• _REQUIRED WORK_
Rewrite the records below with every "screenshot" changed to "image" and nothing else altered. Leave the pictures out.

• _THE DATA_
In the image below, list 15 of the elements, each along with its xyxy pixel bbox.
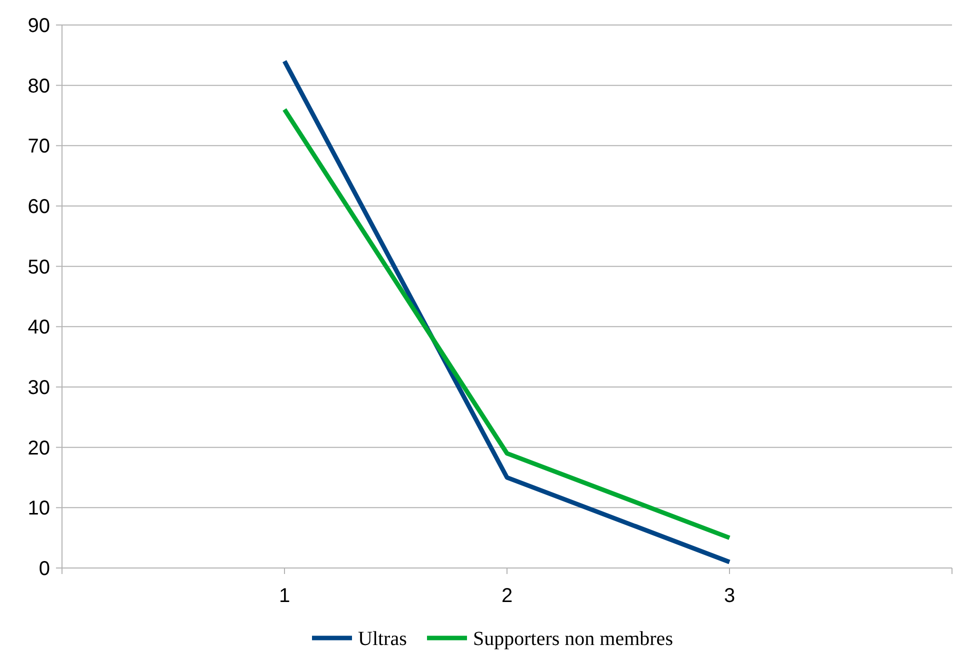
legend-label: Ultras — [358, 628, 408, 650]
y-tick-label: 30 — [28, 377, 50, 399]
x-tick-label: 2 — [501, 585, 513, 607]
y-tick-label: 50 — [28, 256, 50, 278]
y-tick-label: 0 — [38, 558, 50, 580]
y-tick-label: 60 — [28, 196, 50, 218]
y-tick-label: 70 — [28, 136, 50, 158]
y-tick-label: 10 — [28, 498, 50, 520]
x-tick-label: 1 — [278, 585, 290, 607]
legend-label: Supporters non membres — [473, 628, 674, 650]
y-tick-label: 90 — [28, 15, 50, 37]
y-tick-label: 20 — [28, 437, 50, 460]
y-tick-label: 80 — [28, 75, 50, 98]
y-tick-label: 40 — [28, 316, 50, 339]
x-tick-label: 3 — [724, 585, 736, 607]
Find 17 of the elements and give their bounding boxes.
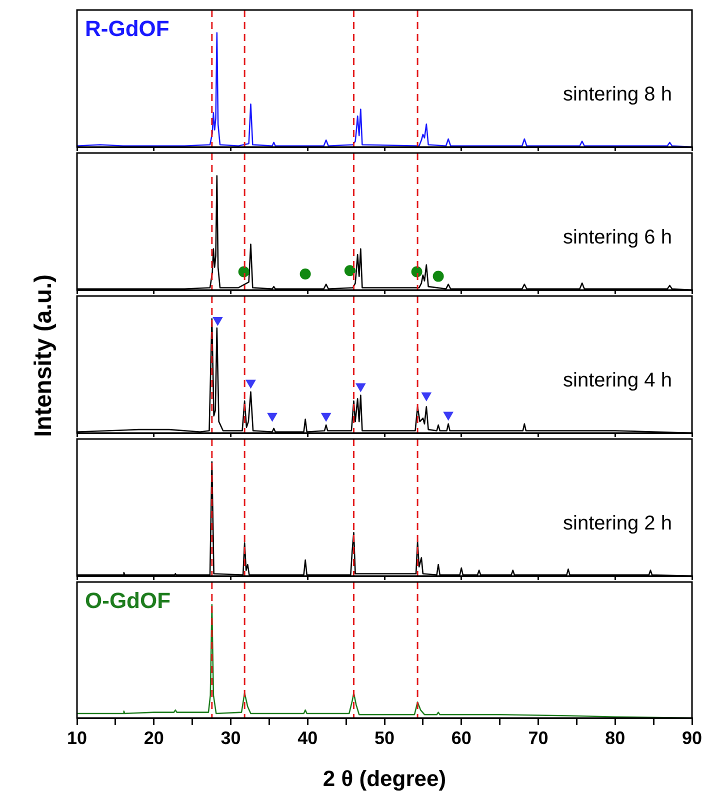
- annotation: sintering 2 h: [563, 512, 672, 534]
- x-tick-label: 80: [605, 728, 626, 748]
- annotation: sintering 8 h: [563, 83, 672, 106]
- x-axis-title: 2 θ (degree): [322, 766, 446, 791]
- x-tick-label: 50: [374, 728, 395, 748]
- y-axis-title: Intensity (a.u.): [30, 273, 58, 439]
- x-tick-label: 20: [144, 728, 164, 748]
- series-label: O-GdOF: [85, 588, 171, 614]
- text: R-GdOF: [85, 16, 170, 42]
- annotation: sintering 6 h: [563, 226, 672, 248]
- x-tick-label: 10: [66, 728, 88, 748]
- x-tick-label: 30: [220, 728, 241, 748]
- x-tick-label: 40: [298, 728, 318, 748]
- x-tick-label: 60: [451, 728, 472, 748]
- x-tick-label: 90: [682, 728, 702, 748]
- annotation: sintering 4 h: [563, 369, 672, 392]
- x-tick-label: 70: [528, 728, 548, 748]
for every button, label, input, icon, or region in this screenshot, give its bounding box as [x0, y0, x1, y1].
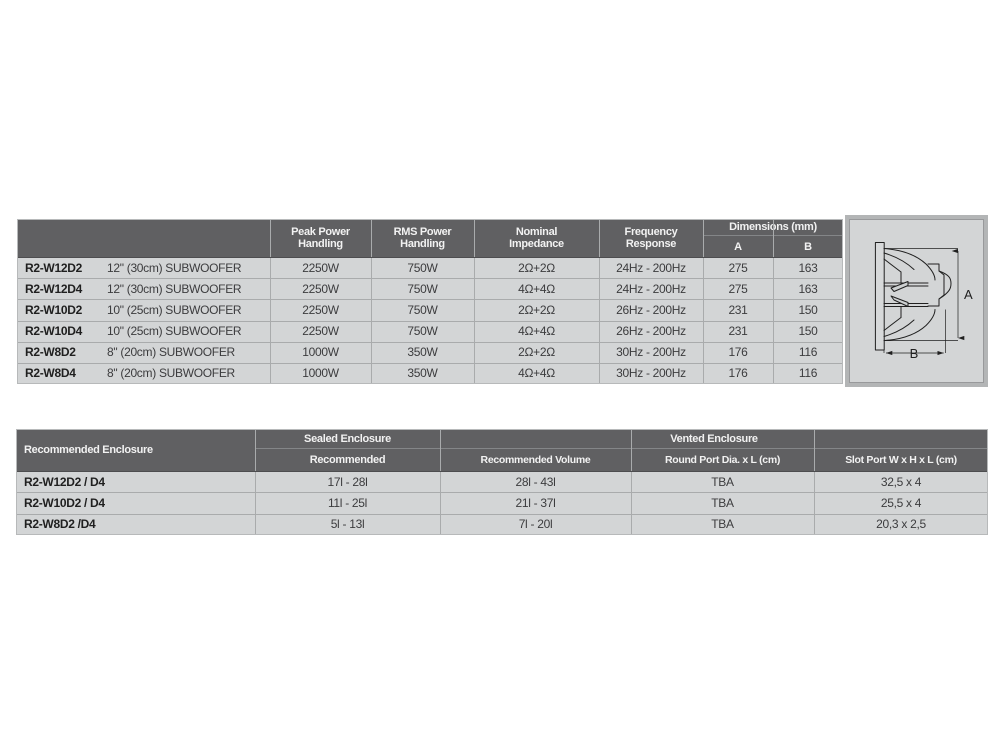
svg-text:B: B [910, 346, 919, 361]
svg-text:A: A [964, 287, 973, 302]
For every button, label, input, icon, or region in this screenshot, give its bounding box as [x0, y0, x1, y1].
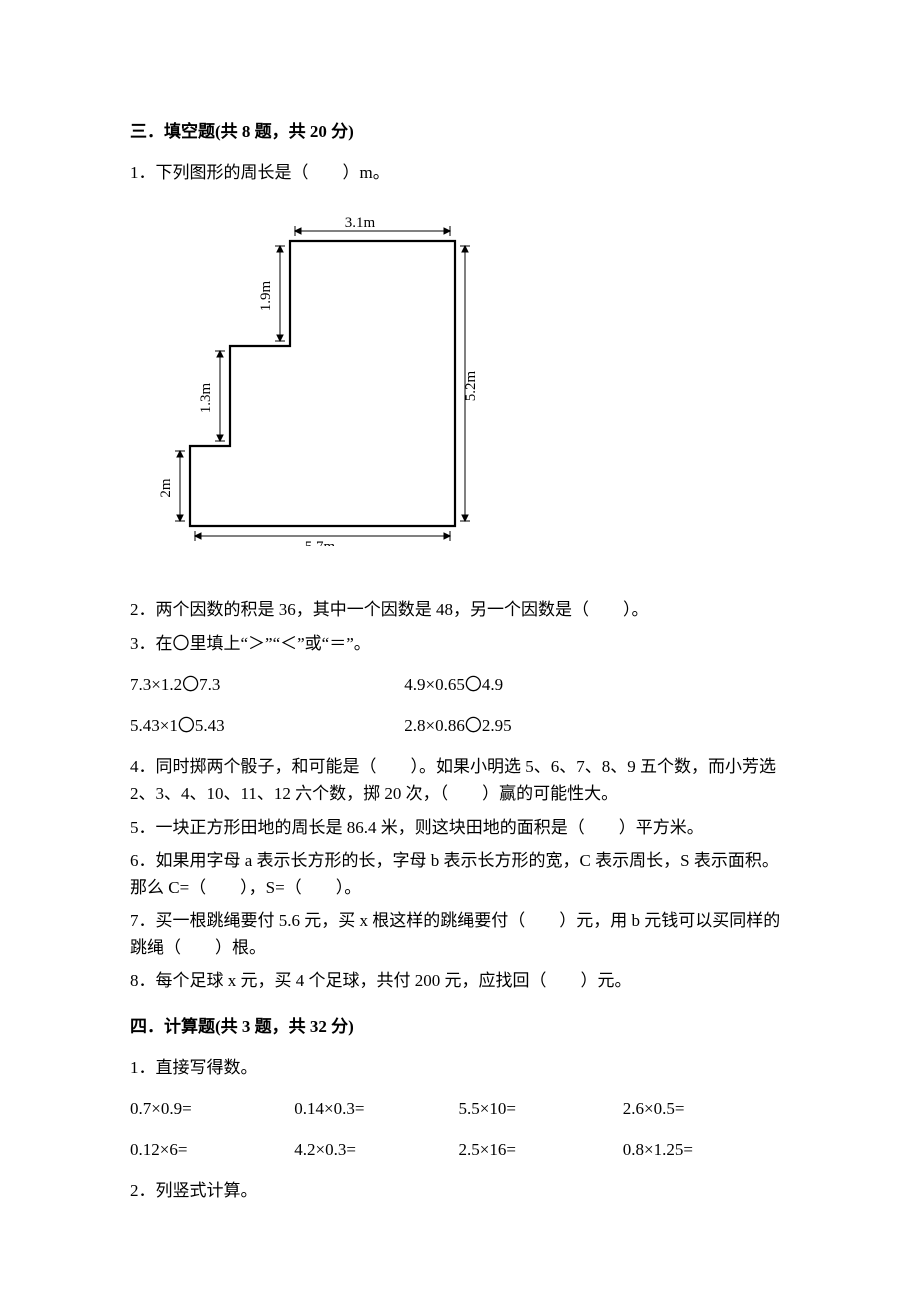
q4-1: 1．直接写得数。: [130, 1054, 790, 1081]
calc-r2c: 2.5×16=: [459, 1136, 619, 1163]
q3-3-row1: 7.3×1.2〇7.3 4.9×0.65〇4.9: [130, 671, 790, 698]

• _ANSWER TO THIS EXERCISE_
In the image below, list 15 of the elements, each along with its xyxy pixel bbox.
legend-label: Ultras — [358, 628, 408, 650]
y-tick-label: 30 — [28, 377, 50, 399]
x-tick-label: 2 — [501, 585, 513, 607]
y-tick-label: 50 — [28, 256, 50, 278]
y-tick-label: 0 — [38, 558, 50, 580]
y-tick-label: 60 — [28, 196, 50, 218]
y-tick-label: 70 — [28, 136, 50, 158]
y-tick-label: 10 — [28, 498, 50, 520]
x-tick-label: 1 — [278, 585, 290, 607]
legend-label: Supporters non membres — [473, 628, 674, 650]
y-tick-label: 90 — [28, 15, 50, 37]
y-tick-label: 20 — [28, 437, 50, 460]
y-tick-label: 80 — [28, 75, 50, 98]
y-tick-label: 40 — [28, 316, 50, 339]
x-tick-label: 3 — [724, 585, 736, 607]
Find 17 of the elements and give their bounding boxes.
- annotation: sintering 2 h: [563, 512, 672, 534]
- x-tick-label: 80: [605, 728, 626, 748]
- annotation: sintering 8 h: [563, 83, 672, 106]
- x-axis-title: 2 θ (degree): [322, 766, 446, 791]
- x-tick-label: 50: [374, 728, 395, 748]
- y-axis-title: Intensity (a.u.): [30, 273, 58, 439]
- x-tick-label: 20: [144, 728, 164, 748]
- series-label: O-GdOF: [85, 588, 171, 614]
- text: R-GdOF: [85, 16, 170, 42]
- annotation: sintering 6 h: [563, 226, 672, 248]
- x-tick-label: 10: [66, 728, 88, 748]
- x-tick-label: 30: [220, 728, 241, 748]
- x-tick-label: 40: [298, 728, 318, 748]
- x-tick-label: 60: [451, 728, 472, 748]
- x-tick-label: 90: [682, 728, 702, 748]
- annotation: sintering 4 h: [563, 369, 672, 392]
- x-tick-label: 70: [528, 728, 548, 748]
for every button, label, input, icon, or region in this image, give its bounding box as [x0, y0, x1, y1].
svg-text:B: B [910, 346, 919, 361]
svg-text:A: A [964, 287, 973, 302]
For every button, label, input, icon, or region in this image, give its bounding box as [x0, y0, x1, y1].
q4-1: 1．直接写得数。: [130, 1054, 790, 1081]
calc-r2c: 2.5×16=: [459, 1136, 619, 1163]
q3-3-row1: 7.3×1.2〇7.3 4.9×0.65〇4.9: [130, 671, 790, 698]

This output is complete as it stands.